● **Instructions for the task**
Reproduce the passage of the donor-advised funds text from "The Law Center" to "commercial DAF industry.", word for word.

● **Reading text**
Countering Donor-Dominated Philanthropy

Countering Donor Dominated Philanthropy

The Law Center submitted a public comment to the IRS last week about new federal regulations being proposed about Donor Advised Funds or DAFs. We intervened with the hopes that our perspective as a movement support organization would be a helpful counterbalance to the numerous comments from the wealth defense industry—including foundation interest groups and fund managers. Our overall message was: these funds belong to the community, not to donors. We see this intervention as harm reduction in a current context of unlimited donor control in the nonprofit sector. While our suggested changes alone would not transform philanthropy into grassroots-driven funding flows oriented towards movement solidarity, not charity, we would see it as a step in the right direction—curbing the commercial DAF industry.

[Excerpted Summary of Our Public Comment Letter:]

The Sustainable Economies Law Center cultivates a new legal landscape that supports community resilience and grassroots economic empowerment. Since 2009, we have partnered with nearly 100 local grassroots groups and offered donation-based legal advice to over 3,000 values-driven organizations. After more than a decade of advising community organizations, we realized we needed to help our partners receive more funding and on better terms from philanthropy, in order for them to address the urgent crises they were facing. In that vein, we create free legal resources and hold workshops for funders looking to boldly, ethically, and creatively redistribute their wealth.

● **Data excerpts**
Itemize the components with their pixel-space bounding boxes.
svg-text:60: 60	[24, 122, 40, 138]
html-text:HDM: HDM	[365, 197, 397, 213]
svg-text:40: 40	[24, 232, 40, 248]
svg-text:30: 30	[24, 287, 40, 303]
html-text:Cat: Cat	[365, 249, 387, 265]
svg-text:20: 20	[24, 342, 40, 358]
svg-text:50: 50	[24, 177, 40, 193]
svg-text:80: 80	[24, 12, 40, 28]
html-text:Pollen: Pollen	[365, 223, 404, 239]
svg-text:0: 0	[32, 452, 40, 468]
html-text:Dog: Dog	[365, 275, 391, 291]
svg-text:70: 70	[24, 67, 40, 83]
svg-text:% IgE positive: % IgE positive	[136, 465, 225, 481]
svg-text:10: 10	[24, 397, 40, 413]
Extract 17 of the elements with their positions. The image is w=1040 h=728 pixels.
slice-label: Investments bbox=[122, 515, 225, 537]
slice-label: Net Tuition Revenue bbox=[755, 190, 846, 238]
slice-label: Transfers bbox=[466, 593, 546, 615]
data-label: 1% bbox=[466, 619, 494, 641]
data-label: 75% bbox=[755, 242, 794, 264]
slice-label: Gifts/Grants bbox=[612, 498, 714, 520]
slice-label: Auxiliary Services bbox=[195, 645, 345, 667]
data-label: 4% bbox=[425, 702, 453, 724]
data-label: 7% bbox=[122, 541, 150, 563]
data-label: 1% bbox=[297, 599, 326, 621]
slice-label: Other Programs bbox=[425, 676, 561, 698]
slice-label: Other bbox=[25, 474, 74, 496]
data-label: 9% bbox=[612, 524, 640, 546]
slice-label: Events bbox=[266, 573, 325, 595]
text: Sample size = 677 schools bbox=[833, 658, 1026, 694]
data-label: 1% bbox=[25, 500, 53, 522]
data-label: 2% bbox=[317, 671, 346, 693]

● **Answer in full**
The Law Center submitted a public comment to the IRS last week about new federal regulations being proposed about Donor Advised Funds or DAFs. We intervened with the hopes that our perspective as a movement support organization would be a helpful counterbalance to the numerous comments from the wealth defense industry—including foundation interest groups and fund managers. Our overall message was: these funds belong to the community, not to donors. We see this intervention as harm reduction in a current context of unlimited donor control in the nonprofit sector. While our suggested changes alone would not transform philanthropy into grassroots-driven funding flows oriented towards movement solidarity, not charity, we would see it as a step in the right direction—curbing the commercial DAF industry.